DATASET ROWS ::
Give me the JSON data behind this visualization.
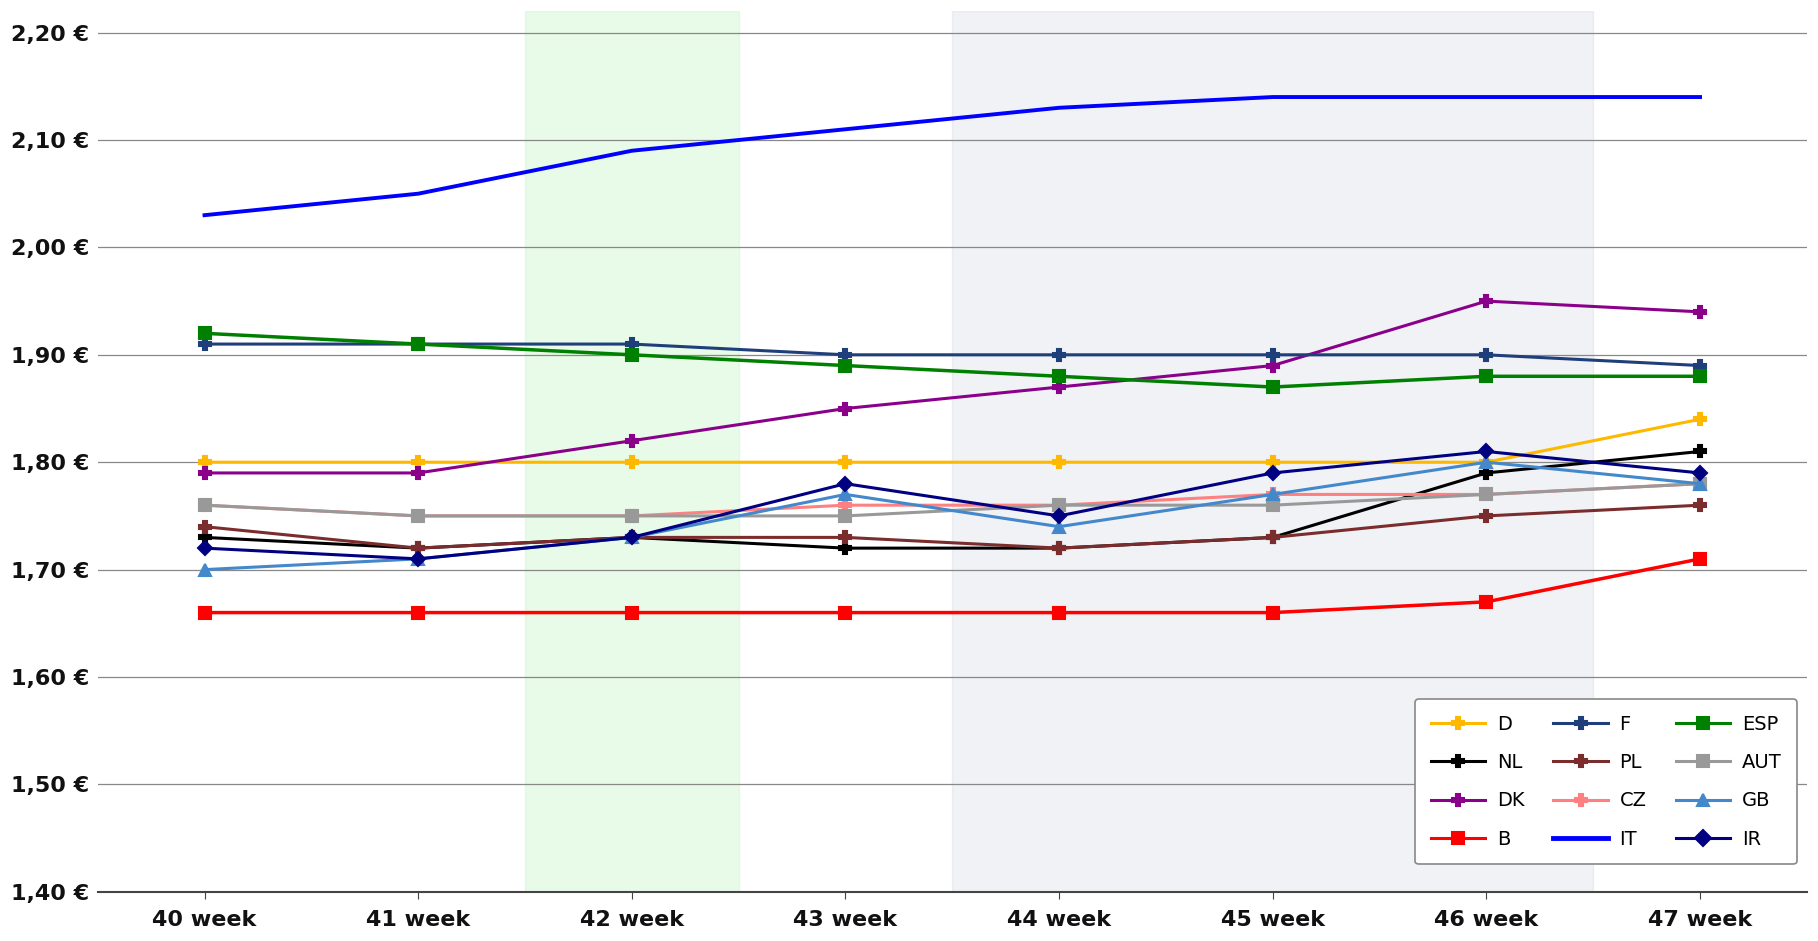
{
  "weeks": [
    40,
    41,
    42,
    43,
    44,
    45,
    46,
    47
  ],
  "week_labels": [
    "40 week",
    "41 week",
    "42 week",
    "43 week",
    "44 week",
    "45 week",
    "46 week",
    "47 week"
  ],
  "series": {
    "D": {
      "values": [
        1.8,
        1.8,
        1.8,
        1.8,
        1.8,
        1.8,
        1.8,
        1.84
      ],
      "color": "#FFB800",
      "marker": "P",
      "linewidth": 2.2,
      "markersize": 8
    },
    "NL": {
      "values": [
        1.73,
        1.72,
        1.73,
        1.72,
        1.72,
        1.73,
        1.79,
        1.81
      ],
      "color": "#000000",
      "marker": "P",
      "linewidth": 2.2,
      "markersize": 8
    },
    "DK": {
      "values": [
        1.79,
        1.79,
        1.82,
        1.85,
        1.87,
        1.89,
        1.95,
        1.94
      ],
      "color": "#8B008B",
      "marker": "P",
      "linewidth": 2.2,
      "markersize": 8
    },
    "B": {
      "values": [
        1.66,
        1.66,
        1.66,
        1.66,
        1.66,
        1.66,
        1.67,
        1.71
      ],
      "color": "#FF0000",
      "marker": "s",
      "linewidth": 2.5,
      "markersize": 9
    },
    "F": {
      "values": [
        1.91,
        1.91,
        1.91,
        1.9,
        1.9,
        1.9,
        1.9,
        1.89
      ],
      "color": "#1F3F7A",
      "marker": "P",
      "linewidth": 2.2,
      "markersize": 8
    },
    "PL": {
      "values": [
        1.74,
        1.72,
        1.73,
        1.73,
        1.72,
        1.73,
        1.75,
        1.76
      ],
      "color": "#7B2D2D",
      "marker": "P",
      "linewidth": 2.2,
      "markersize": 8
    },
    "CZ": {
      "values": [
        1.76,
        1.75,
        1.75,
        1.76,
        1.76,
        1.77,
        1.77,
        1.78
      ],
      "color": "#FF8080",
      "marker": "P",
      "linewidth": 2.2,
      "markersize": 8
    },
    "IT": {
      "values": [
        2.03,
        2.05,
        2.09,
        2.11,
        2.13,
        2.14,
        2.14,
        2.14
      ],
      "color": "#0000FF",
      "marker": null,
      "linewidth": 2.8,
      "markersize": 0
    },
    "ESP": {
      "values": [
        1.92,
        1.91,
        1.9,
        1.89,
        1.88,
        1.87,
        1.88,
        1.88
      ],
      "color": "#008000",
      "marker": "s",
      "linewidth": 2.5,
      "markersize": 8
    },
    "AUT": {
      "values": [
        1.76,
        1.75,
        1.75,
        1.75,
        1.76,
        1.76,
        1.77,
        1.78
      ],
      "color": "#999999",
      "marker": "s",
      "linewidth": 2.2,
      "markersize": 8
    },
    "GB": {
      "values": [
        1.7,
        1.71,
        1.73,
        1.77,
        1.74,
        1.77,
        1.8,
        1.78
      ],
      "color": "#4488CC",
      "marker": "^",
      "linewidth": 2.2,
      "markersize": 8
    },
    "IR": {
      "values": [
        1.72,
        1.71,
        1.73,
        1.78,
        1.75,
        1.79,
        1.81,
        1.79
      ],
      "color": "#000080",
      "marker": "D",
      "linewidth": 2.2,
      "markersize": 7
    }
  },
  "ylim": [
    1.4,
    2.22
  ],
  "yticks": [
    1.4,
    1.5,
    1.6,
    1.7,
    1.8,
    1.9,
    2.0,
    2.1,
    2.2
  ],
  "ytick_labels": [
    "1,40 €",
    "1,50 €",
    "1,60 €",
    "1,70 €",
    "1,80 €",
    "1,90 €",
    "2,00 €",
    "2,10 €",
    "2,20 €"
  ],
  "background_color": "#ffffff",
  "grid_color": "#888888",
  "legend_order": [
    "D",
    "NL",
    "DK",
    "B",
    "F",
    "PL",
    "CZ",
    "IT",
    "ESP",
    "AUT",
    "GB",
    "IR"
  ],
  "green_band": [
    1.5,
    2.5
  ],
  "grey_band": [
    3.5,
    6.5
  ]
}
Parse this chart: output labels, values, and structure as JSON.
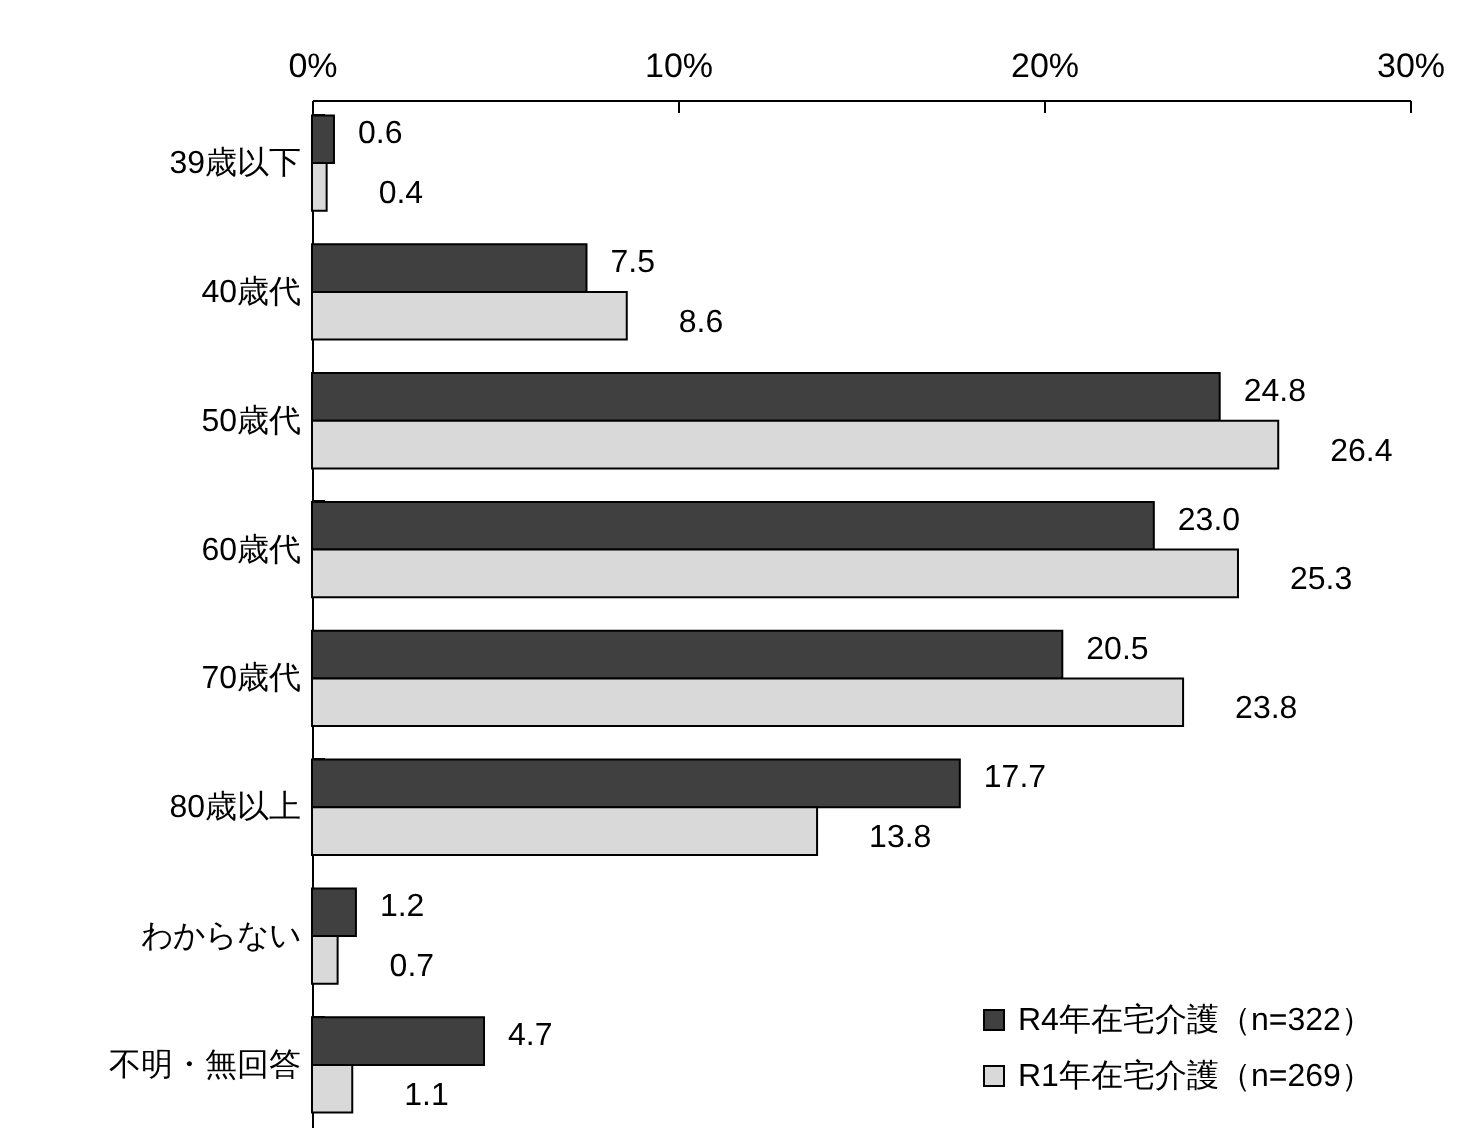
{
  "chart_data": {
    "type": "bar",
    "orientation": "horizontal",
    "categories": [
      "39歳以下",
      "40歳代",
      "50歳代",
      "60歳代",
      "70歳代",
      "80歳以上",
      "わからない",
      "不明・無回答"
    ],
    "series": [
      {
        "name": "R4年在宅介護（n=322）",
        "color": "#404040",
        "values": [
          0.6,
          7.5,
          24.8,
          23.0,
          20.5,
          17.7,
          1.2,
          4.7
        ],
        "value_labels": [
          "0.6",
          "7.5",
          "24.8",
          "23.0",
          "20.5",
          "17.7",
          "1.2",
          "4.7"
        ]
      },
      {
        "name": "R1年在宅介護（n=269）",
        "color": "#d9d9d9",
        "values": [
          0.4,
          8.6,
          26.4,
          25.3,
          23.8,
          13.8,
          0.7,
          1.1
        ],
        "value_labels": [
          "0.4",
          "8.6",
          "26.4",
          "25.3",
          "23.8",
          "13.8",
          "0.7",
          "1.1"
        ]
      }
    ],
    "xlim": [
      0,
      30
    ],
    "xticks": [
      {
        "value": 0,
        "label": "0%"
      },
      {
        "value": 10,
        "label": "10%"
      },
      {
        "value": 20,
        "label": "20%"
      },
      {
        "value": 30,
        "label": "30%"
      }
    ],
    "legend": "bottom right",
    "grid": false
  }
}
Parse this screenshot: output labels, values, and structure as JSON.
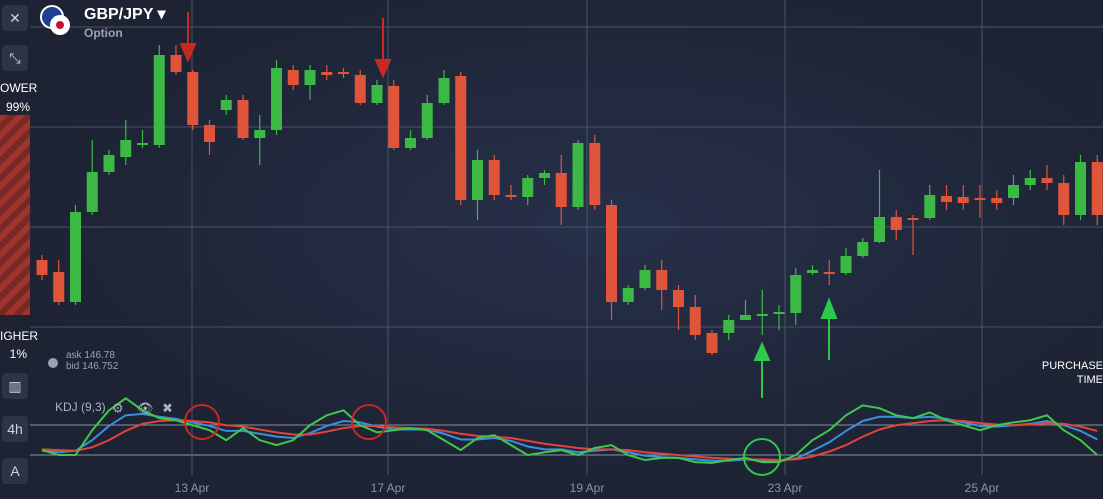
{
  "header": {
    "pair": "GBP/JPY",
    "subtitle": "Option"
  },
  "sidebar": {
    "power_label": "POWER",
    "power_value": "99%",
    "higher_label": "HIGHER",
    "higher_value": "1%",
    "timeframe": "4h"
  },
  "quote": {
    "ask": "ask 146.78",
    "bid": "bid 146.752"
  },
  "purchase": {
    "line1": "PURCHASE",
    "line2": "TIME"
  },
  "chart_data": {
    "type": "candlestick",
    "up_color": "#3cb944",
    "down_color": "#e0553a",
    "ylim": [
      144.9,
      148.9
    ],
    "open": [
      146.3,
      146.18,
      145.88,
      146.78,
      147.18,
      147.33,
      147.45,
      147.45,
      148.35,
      148.18,
      147.65,
      147.8,
      147.9,
      147.52,
      147.6,
      148.2,
      148.05,
      148.18,
      148.18,
      148.15,
      147.87,
      148.04,
      147.42,
      147.52,
      147.87,
      148.14,
      146.9,
      147.3,
      146.95,
      146.93,
      147.12,
      147.17,
      146.83,
      147.47,
      146.85,
      145.88,
      146.02,
      146.2,
      146.0,
      145.83,
      145.57,
      145.57,
      145.7,
      145.74,
      145.76,
      145.77,
      146.17,
      146.18,
      146.17,
      146.34,
      146.48,
      146.73,
      146.72,
      146.72,
      146.94,
      146.93,
      146.92,
      146.92,
      146.92,
      147.05,
      147.12,
      147.07,
      146.75,
      147.28
    ],
    "high": [
      146.35,
      146.3,
      146.85,
      147.5,
      147.4,
      147.7,
      147.6,
      148.45,
      148.45,
      148.2,
      147.7,
      147.95,
      147.95,
      147.75,
      148.3,
      148.25,
      148.25,
      148.25,
      148.22,
      148.2,
      148.1,
      148.1,
      147.6,
      147.95,
      148.2,
      148.18,
      147.4,
      147.35,
      147.05,
      147.15,
      147.2,
      147.35,
      147.5,
      147.55,
      146.9,
      146.05,
      146.25,
      146.3,
      146.05,
      145.95,
      145.6,
      145.75,
      145.9,
      146.0,
      145.85,
      146.22,
      146.25,
      146.3,
      146.42,
      146.52,
      147.2,
      146.8,
      146.75,
      147.05,
      147.05,
      147.05,
      147.05,
      147.0,
      147.15,
      147.2,
      147.25,
      147.15,
      147.35,
      147.35
    ],
    "low": [
      146.1,
      145.85,
      145.85,
      146.75,
      147.15,
      147.25,
      147.42,
      147.42,
      148.15,
      147.6,
      147.35,
      147.75,
      147.5,
      147.25,
      147.55,
      148.0,
      147.9,
      148.1,
      148.12,
      147.85,
      147.85,
      147.4,
      147.4,
      147.5,
      147.85,
      146.85,
      146.7,
      146.9,
      146.9,
      146.85,
      147.05,
      146.65,
      146.8,
      146.8,
      145.7,
      145.85,
      146.0,
      145.8,
      145.6,
      145.5,
      145.35,
      145.5,
      145.7,
      145.55,
      145.6,
      145.65,
      146.15,
      146.05,
      146.15,
      146.32,
      146.47,
      146.5,
      146.35,
      146.7,
      146.8,
      146.8,
      146.72,
      146.8,
      146.85,
      147.0,
      147.0,
      146.65,
      146.7,
      146.65
    ],
    "close": [
      146.15,
      145.88,
      146.78,
      147.18,
      147.35,
      147.5,
      147.47,
      148.35,
      148.18,
      147.65,
      147.48,
      147.9,
      147.52,
      147.6,
      148.22,
      148.05,
      148.2,
      148.15,
      148.16,
      147.87,
      148.05,
      147.42,
      147.52,
      147.87,
      148.12,
      146.9,
      147.3,
      146.95,
      146.93,
      147.12,
      147.17,
      146.83,
      147.47,
      146.85,
      145.88,
      146.02,
      146.2,
      146.0,
      145.83,
      145.55,
      145.37,
      145.7,
      145.75,
      145.76,
      145.78,
      146.15,
      146.2,
      146.17,
      146.34,
      146.48,
      146.73,
      146.6,
      146.7,
      146.95,
      146.88,
      146.87,
      146.91,
      146.87,
      147.05,
      147.12,
      147.07,
      146.75,
      147.28,
      146.75
    ],
    "x_labels": [
      "13 Apr",
      "17 Apr",
      "19 Apr",
      "23 Apr",
      "25 Apr"
    ],
    "indicator": {
      "label": "KDJ (9,3)",
      "ylim": [
        0,
        100
      ],
      "series": [
        {
          "color": "#3c8fe0",
          "values": [
            20,
            18,
            20,
            35,
            55,
            70,
            72,
            68,
            65,
            60,
            55,
            48,
            48,
            44,
            40,
            38,
            45,
            55,
            62,
            60,
            54,
            50,
            50,
            50,
            44,
            36,
            36,
            38,
            34,
            26,
            22,
            22,
            18,
            20,
            22,
            18,
            13,
            11,
            10,
            8,
            6,
            6,
            8,
            6,
            6,
            9,
            20,
            32,
            48,
            62,
            68,
            68,
            66,
            68,
            65,
            60,
            55,
            54,
            56,
            58,
            62,
            56,
            48,
            36
          ]
        },
        {
          "color": "#e0443a",
          "values": [
            22,
            21,
            20,
            25,
            35,
            48,
            58,
            62,
            63,
            62,
            60,
            56,
            54,
            50,
            46,
            43,
            43,
            47,
            52,
            55,
            55,
            53,
            52,
            51,
            48,
            44,
            41,
            40,
            38,
            34,
            30,
            27,
            24,
            22,
            22,
            21,
            18,
            16,
            14,
            12,
            10,
            9,
            8,
            8,
            7,
            8,
            12,
            19,
            28,
            40,
            50,
            56,
            59,
            62,
            63,
            62,
            59,
            57,
            56,
            57,
            59,
            58,
            54,
            48
          ]
        },
        {
          "color": "#3fc94a",
          "values": [
            21,
            14,
            14,
            49,
            77,
            94,
            77,
            66,
            63,
            56,
            49,
            35,
            52,
            35,
            28,
            35,
            56,
            70,
            77,
            56,
            46,
            49,
            52,
            49,
            35,
            21,
            38,
            42,
            28,
            14,
            18,
            21,
            14,
            24,
            28,
            14,
            7,
            10,
            10,
            4,
            3,
            7,
            10,
            4,
            4,
            14,
            35,
            49,
            70,
            84,
            80,
            70,
            66,
            74,
            63,
            56,
            49,
            56,
            60,
            63,
            70,
            49,
            35,
            14
          ]
        }
      ]
    }
  }
}
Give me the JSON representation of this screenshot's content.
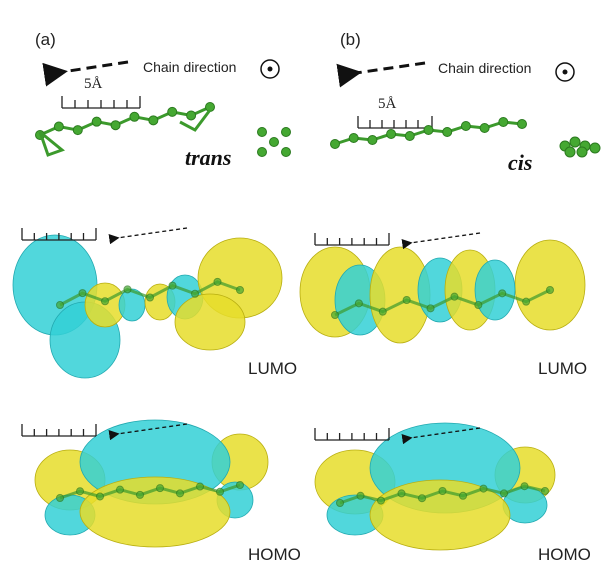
{
  "panels": [
    {
      "label": "(a)",
      "direction": "Chain direction",
      "scale": "5Å",
      "conformation": "trans",
      "orbitals": [
        "LUMO",
        "HOMO"
      ]
    },
    {
      "label": "(b)",
      "direction": "Chain direction",
      "scale": "5Å",
      "conformation": "cis",
      "orbitals": [
        "LUMO",
        "HOMO"
      ]
    }
  ]
}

EXERCISE ::
In the entries above, identify every line with the string "name".

TASK ANSWER ::
        "name": "R4年在宅介護（n=322）",
        "name": "R1年在宅介護（n=269）",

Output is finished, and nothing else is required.